__STATED GOAL__
Transcribe each of the records below exactly, excluding all pictures.

** Begin **

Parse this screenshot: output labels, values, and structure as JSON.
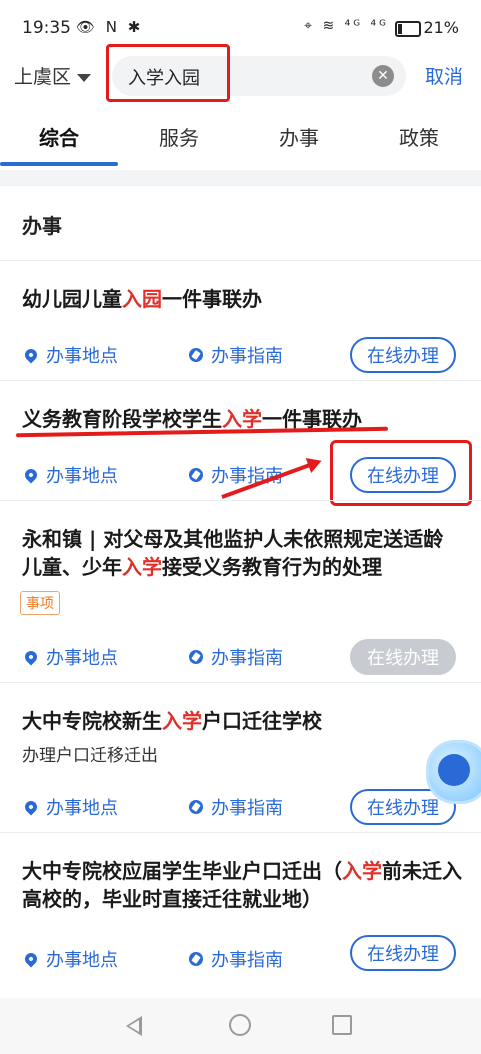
{
  "status": {
    "time": "19:35",
    "left_icons": "👁 N ✱",
    "right_icons": "⌖ ≋ ⁴ᴳ ⁴ᴳ",
    "battery": "21%"
  },
  "search": {
    "district": "上虞区",
    "query": "入学入园",
    "cancel": "取消"
  },
  "tabs": [
    "综合",
    "服务",
    "办事",
    "政策"
  ],
  "section_title": "办事",
  "labels": {
    "place": "办事地点",
    "guide": "办事指南",
    "online": "在线办理"
  },
  "items": [
    {
      "title_pre": "幼儿园儿童",
      "title_hl": "入园",
      "title_post": "一件事联办"
    },
    {
      "title_pre": "义务教育阶段学校学生",
      "title_hl": "入学",
      "title_post": "一件事联办"
    },
    {
      "title_pre": "永和镇 | 对父母及其他监护人未依照规定送适龄儿童、少年",
      "title_hl": "入学",
      "title_post": "接受义务教育行为的处理",
      "tag": "事项"
    },
    {
      "title_pre": "大中专院校新生",
      "title_hl": "入学",
      "title_post": "户口迁往学校",
      "subtitle": "办理户口迁移迁出"
    },
    {
      "title_pre": "大中专院校应届学生毕业户口迁出（",
      "title_hl": "入学",
      "title_post": "前未迁入高校的，毕业时直接迁往就业地）"
    }
  ]
}
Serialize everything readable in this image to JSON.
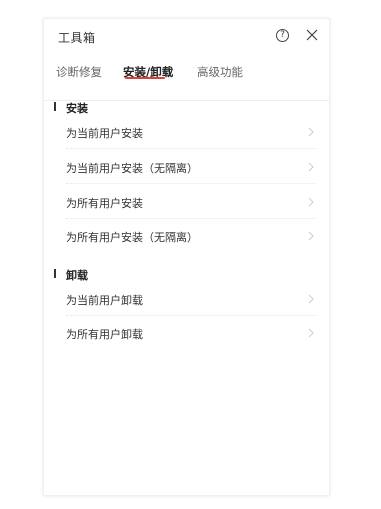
{
  "window": {
    "title": "工具箱",
    "help_glyph": "?"
  },
  "tabs": [
    {
      "label": "诊断修复",
      "active": false
    },
    {
      "label": "安装/卸载",
      "active": true
    },
    {
      "label": "高级功能",
      "active": false
    }
  ],
  "colors": {
    "accent": "#e0403c",
    "text": "#333333",
    "muted": "#666666",
    "chevron": "#cccccc"
  },
  "sections": [
    {
      "label": "安装",
      "items": [
        {
          "label": "为当前用户安装"
        },
        {
          "label": "为当前用户安装（无隔离）"
        },
        {
          "label": "为所有用户安装"
        },
        {
          "label": "为所有用户安装（无隔离）"
        }
      ]
    },
    {
      "label": "卸载",
      "items": [
        {
          "label": "为当前用户卸载"
        },
        {
          "label": "为所有用户卸载"
        }
      ]
    }
  ]
}
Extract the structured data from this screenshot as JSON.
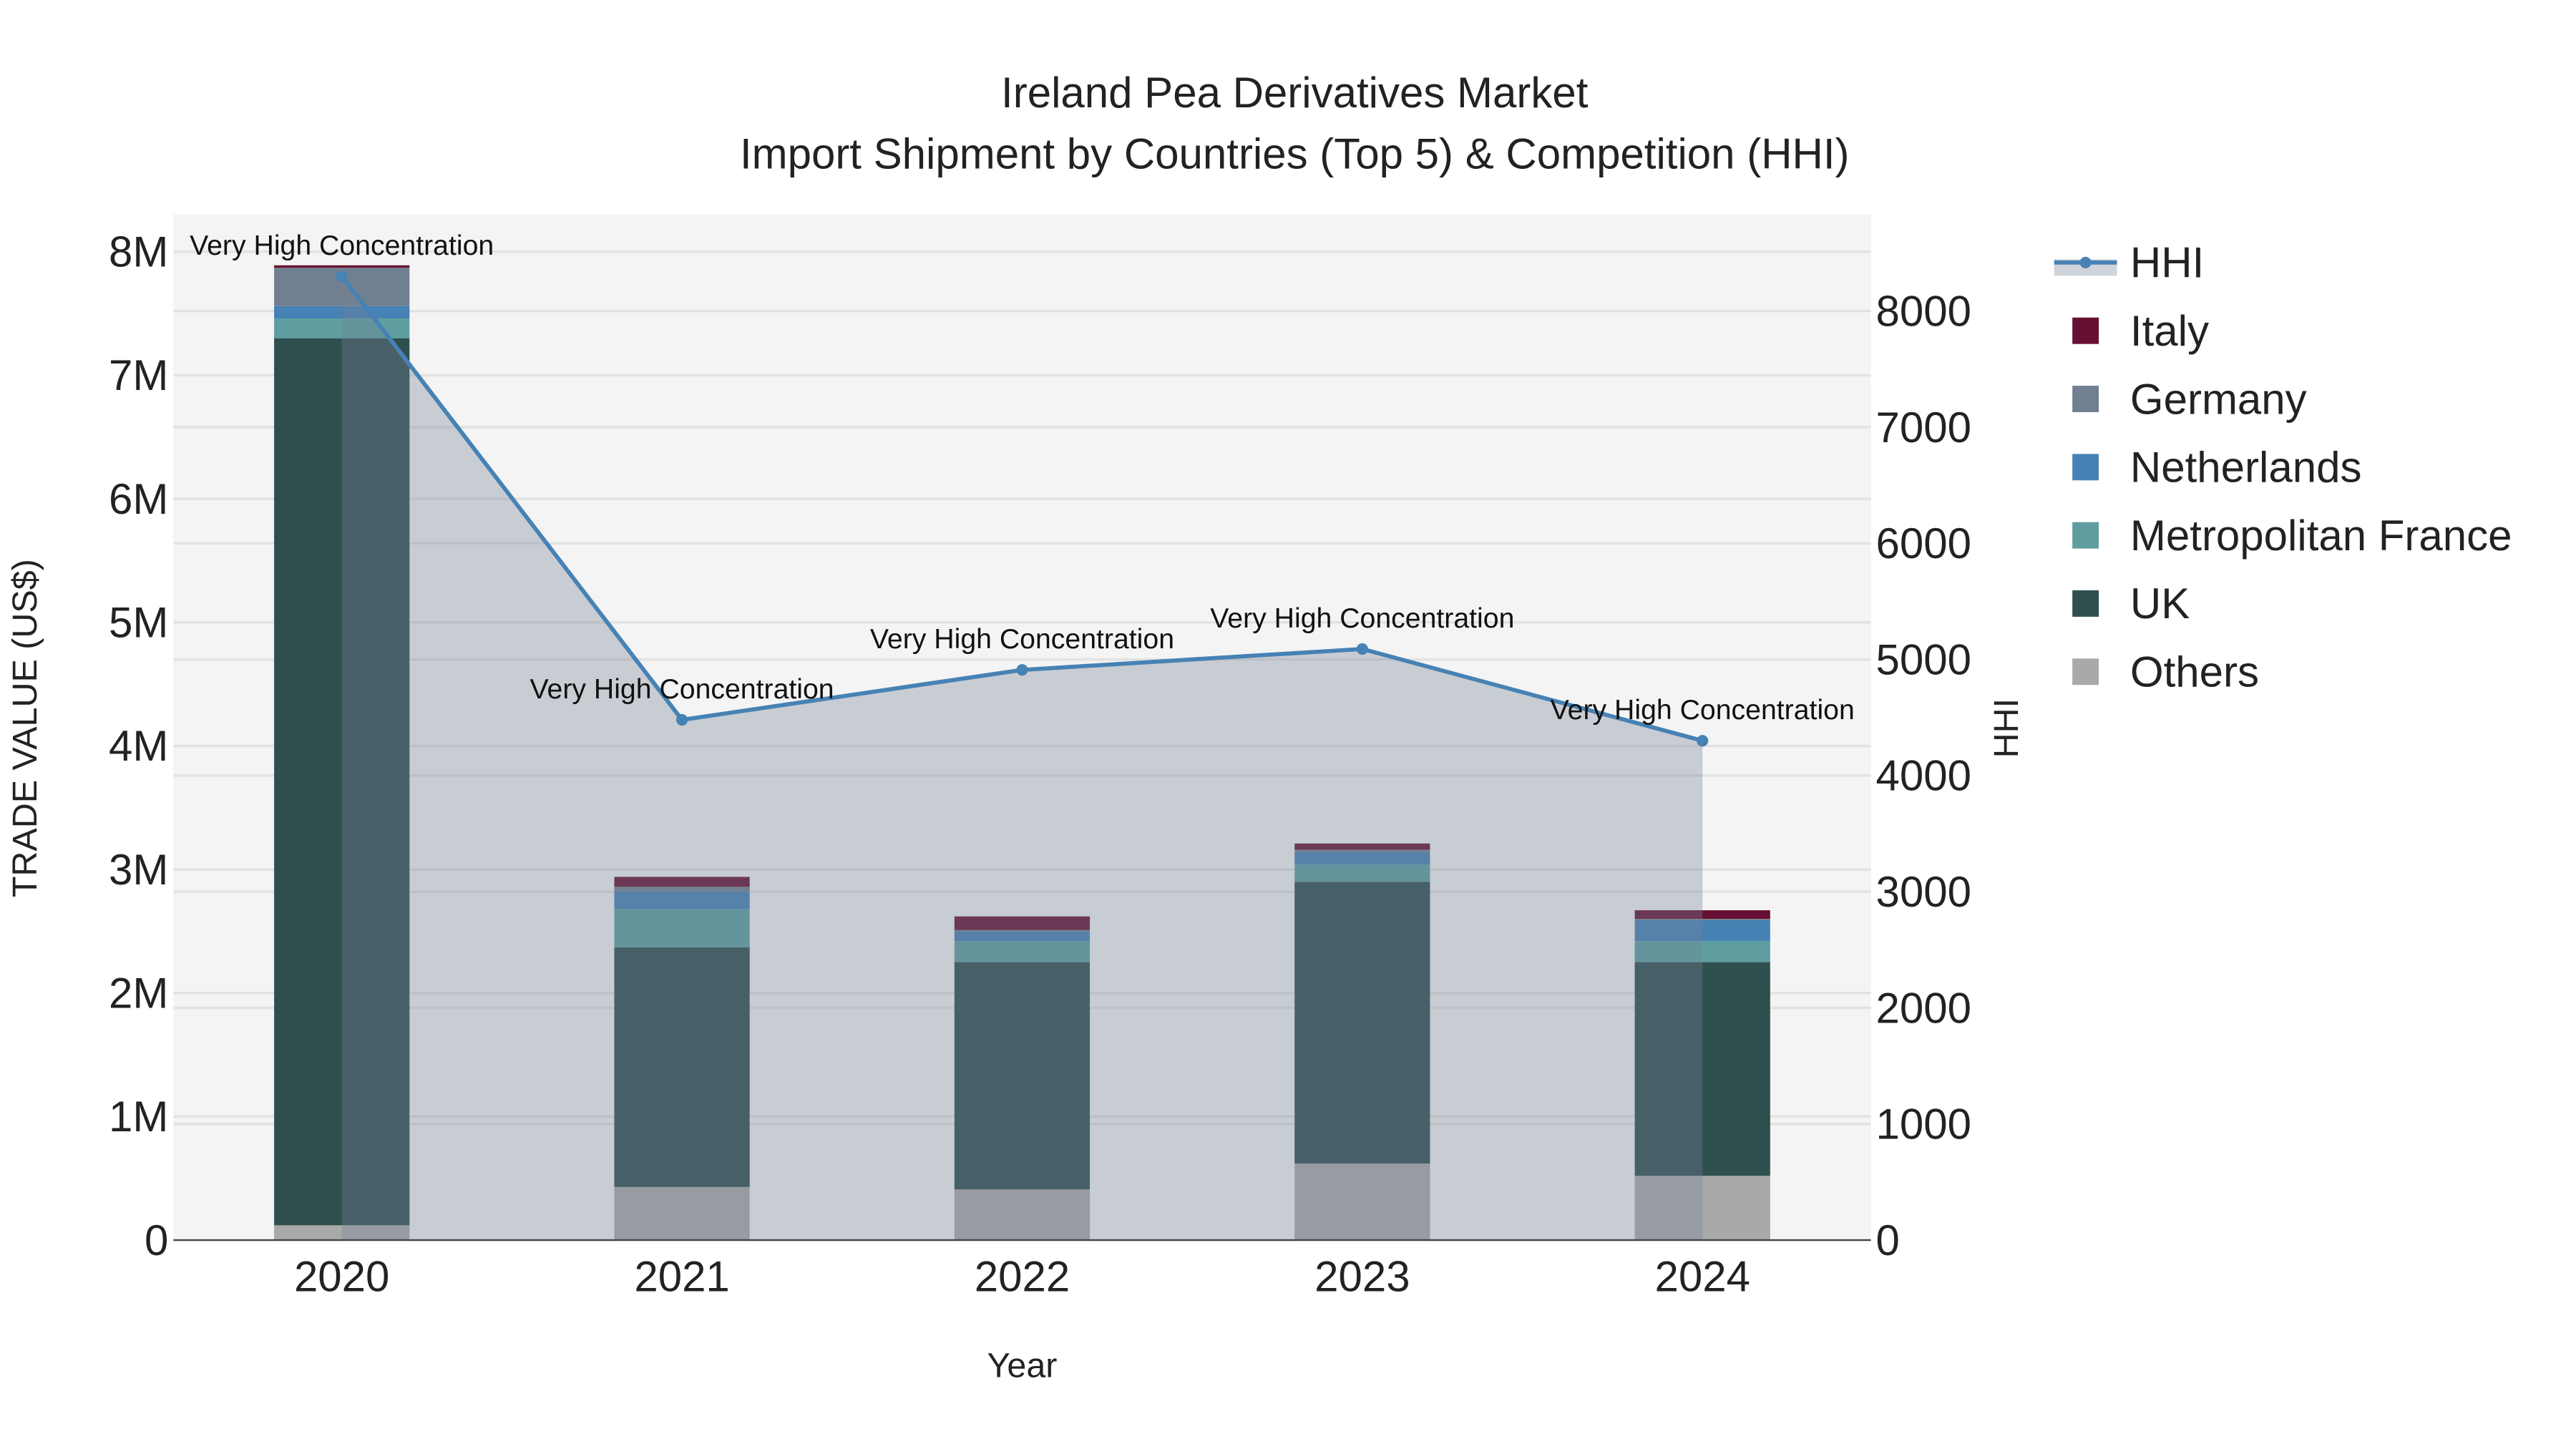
{
  "chart_data": {
    "type": "bar",
    "title_line1": "Ireland Pea Derivatives Market",
    "title_line2": "Import Shipment by Countries (Top 5) & Competition (HHI)",
    "xlabel": "Year",
    "ylabel": "TRADE VALUE (US$)",
    "y2label": "HHI",
    "categories": [
      "2020",
      "2021",
      "2022",
      "2023",
      "2024"
    ],
    "ylim": [
      0,
      8300000
    ],
    "y2lim": [
      0,
      8830
    ],
    "yticks": [
      {
        "v": 0,
        "l": "0"
      },
      {
        "v": 1000000,
        "l": "1M"
      },
      {
        "v": 2000000,
        "l": "2M"
      },
      {
        "v": 3000000,
        "l": "3M"
      },
      {
        "v": 4000000,
        "l": "4M"
      },
      {
        "v": 5000000,
        "l": "5M"
      },
      {
        "v": 6000000,
        "l": "6M"
      },
      {
        "v": 7000000,
        "l": "7M"
      },
      {
        "v": 8000000,
        "l": "8M"
      }
    ],
    "y2ticks": [
      {
        "v": 0,
        "l": "0"
      },
      {
        "v": 1000,
        "l": "1000"
      },
      {
        "v": 2000,
        "l": "2000"
      },
      {
        "v": 3000,
        "l": "3000"
      },
      {
        "v": 4000,
        "l": "4000"
      },
      {
        "v": 5000,
        "l": "5000"
      },
      {
        "v": 6000,
        "l": "6000"
      },
      {
        "v": 7000,
        "l": "7000"
      },
      {
        "v": 8000,
        "l": "8000"
      }
    ],
    "series": [
      {
        "name": "Others",
        "color": "#a9a9a9",
        "values": [
          120000,
          430000,
          410000,
          620000,
          520000
        ]
      },
      {
        "name": "UK",
        "color": "#2f4f4f",
        "values": [
          7180000,
          1940000,
          1840000,
          2280000,
          1730000
        ]
      },
      {
        "name": "Metropolitan France",
        "color": "#5f9ea0",
        "values": [
          160000,
          310000,
          170000,
          140000,
          170000
        ]
      },
      {
        "name": "Netherlands",
        "color": "#4682b4",
        "values": [
          100000,
          140000,
          80000,
          100000,
          170000
        ]
      },
      {
        "name": "Germany",
        "color": "#708090",
        "values": [
          310000,
          40000,
          10000,
          20000,
          10000
        ]
      },
      {
        "name": "Italy",
        "color": "#661133",
        "values": [
          20000,
          80000,
          110000,
          50000,
          70000
        ]
      }
    ],
    "hhi": {
      "name": "HHI",
      "color": "#4682b4",
      "values": [
        8300,
        4480,
        4910,
        5090,
        4300
      ],
      "labels": [
        "Very High Concentration",
        "Very High Concentration",
        "Very High Concentration",
        "Very High Concentration",
        "Very High Concentration"
      ]
    },
    "legend_order": [
      "HHI",
      "Italy",
      "Germany",
      "Netherlands",
      "Metropolitan France",
      "UK",
      "Others"
    ],
    "legend_position": "right"
  }
}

** End **

__EXERCISE RESPONSE__
Parse this screenshot: output labels, values, and structure as JSON.
{
  "status": {
    "time": "19:35",
    "left_icons": "👁 N ✱",
    "right_icons": "⌖ ≋ ⁴ᴳ ⁴ᴳ",
    "battery": "21%"
  },
  "search": {
    "district": "上虞区",
    "query": "入学入园",
    "cancel": "取消"
  },
  "tabs": [
    "综合",
    "服务",
    "办事",
    "政策"
  ],
  "section_title": "办事",
  "labels": {
    "place": "办事地点",
    "guide": "办事指南",
    "online": "在线办理"
  },
  "items": [
    {
      "title_pre": "幼儿园儿童",
      "title_hl": "入园",
      "title_post": "一件事联办"
    },
    {
      "title_pre": "义务教育阶段学校学生",
      "title_hl": "入学",
      "title_post": "一件事联办"
    },
    {
      "title_pre": "永和镇 | 对父母及其他监护人未依照规定送适龄儿童、少年",
      "title_hl": "入学",
      "title_post": "接受义务教育行为的处理",
      "tag": "事项"
    },
    {
      "title_pre": "大中专院校新生",
      "title_hl": "入学",
      "title_post": "户口迁往学校",
      "subtitle": "办理户口迁移迁出"
    },
    {
      "title_pre": "大中专院校应届学生毕业户口迁出（",
      "title_hl": "入学",
      "title_post": "前未迁入高校的，毕业时直接迁往就业地）"
    }
  ]
}
Serialize everything readable in this image to JSON.
{
  "window": {
    "title": "工具箱",
    "help_glyph": "?"
  },
  "tabs": [
    {
      "label": "诊断修复",
      "active": false
    },
    {
      "label": "安装/卸载",
      "active": true
    },
    {
      "label": "高级功能",
      "active": false
    }
  ],
  "colors": {
    "accent": "#e0403c",
    "text": "#333333",
    "muted": "#666666",
    "chevron": "#cccccc"
  },
  "sections": [
    {
      "label": "安装",
      "items": [
        {
          "label": "为当前用户安装"
        },
        {
          "label": "为当前用户安装（无隔离）"
        },
        {
          "label": "为所有用户安装"
        },
        {
          "label": "为所有用户安装（无隔离）"
        }
      ]
    },
    {
      "label": "卸载",
      "items": [
        {
          "label": "为当前用户卸载"
        },
        {
          "label": "为所有用户卸载"
        }
      ]
    }
  ]
}
Extract the structured data from this screenshot as JSON.
{
  "chart_data": {
    "type": "bar",
    "title_line1": "Ireland Pea Derivatives Market",
    "title_line2": "Import Shipment by Countries (Top 5) & Competition (HHI)",
    "xlabel": "Year",
    "ylabel": "TRADE VALUE (US$)",
    "y2label": "HHI",
    "categories": [
      "2020",
      "2021",
      "2022",
      "2023",
      "2024"
    ],
    "ylim": [
      0,
      8300000
    ],
    "y2lim": [
      0,
      8830
    ],
    "yticks": [
      {
        "v": 0,
        "l": "0"
      },
      {
        "v": 1000000,
        "l": "1M"
      },
      {
        "v": 2000000,
        "l": "2M"
      },
      {
        "v": 3000000,
        "l": "3M"
      },
      {
        "v": 4000000,
        "l": "4M"
      },
      {
        "v": 5000000,
        "l": "5M"
      },
      {
        "v": 6000000,
        "l": "6M"
      },
      {
        "v": 7000000,
        "l": "7M"
      },
      {
        "v": 8000000,
        "l": "8M"
      }
    ],
    "y2ticks": [
      {
        "v": 0,
        "l": "0"
      },
      {
        "v": 1000,
        "l": "1000"
      },
      {
        "v": 2000,
        "l": "2000"
      },
      {
        "v": 3000,
        "l": "3000"
      },
      {
        "v": 4000,
        "l": "4000"
      },
      {
        "v": 5000,
        "l": "5000"
      },
      {
        "v": 6000,
        "l": "6000"
      },
      {
        "v": 7000,
        "l": "7000"
      },
      {
        "v": 8000,
        "l": "8000"
      }
    ],
    "series": [
      {
        "name": "Others",
        "color": "#a9a9a9",
        "values": [
          120000,
          430000,
          410000,
          620000,
          520000
        ]
      },
      {
        "name": "UK",
        "color": "#2f4f4f",
        "values": [
          7180000,
          1940000,
          1840000,
          2280000,
          1730000
        ]
      },
      {
        "name": "Metropolitan France",
        "color": "#5f9ea0",
        "values": [
          160000,
          310000,
          170000,
          140000,
          170000
        ]
      },
      {
        "name": "Netherlands",
        "color": "#4682b4",
        "values": [
          100000,
          140000,
          80000,
          100000,
          170000
        ]
      },
      {
        "name": "Germany",
        "color": "#708090",
        "values": [
          310000,
          40000,
          10000,
          20000,
          10000
        ]
      },
      {
        "name": "Italy",
        "color": "#661133",
        "values": [
          20000,
          80000,
          110000,
          50000,
          70000
        ]
      }
    ],
    "hhi": {
      "name": "HHI",
      "color": "#4682b4",
      "values": [
        8300,
        4480,
        4910,
        5090,
        4300
      ],
      "labels": [
        "Very High Concentration",
        "Very High Concentration",
        "Very High Concentration",
        "Very High Concentration",
        "Very High Concentration"
      ]
    },
    "legend_order": [
      "HHI",
      "Italy",
      "Germany",
      "Netherlands",
      "Metropolitan France",
      "UK",
      "Others"
    ],
    "legend_position": "right"
  }
}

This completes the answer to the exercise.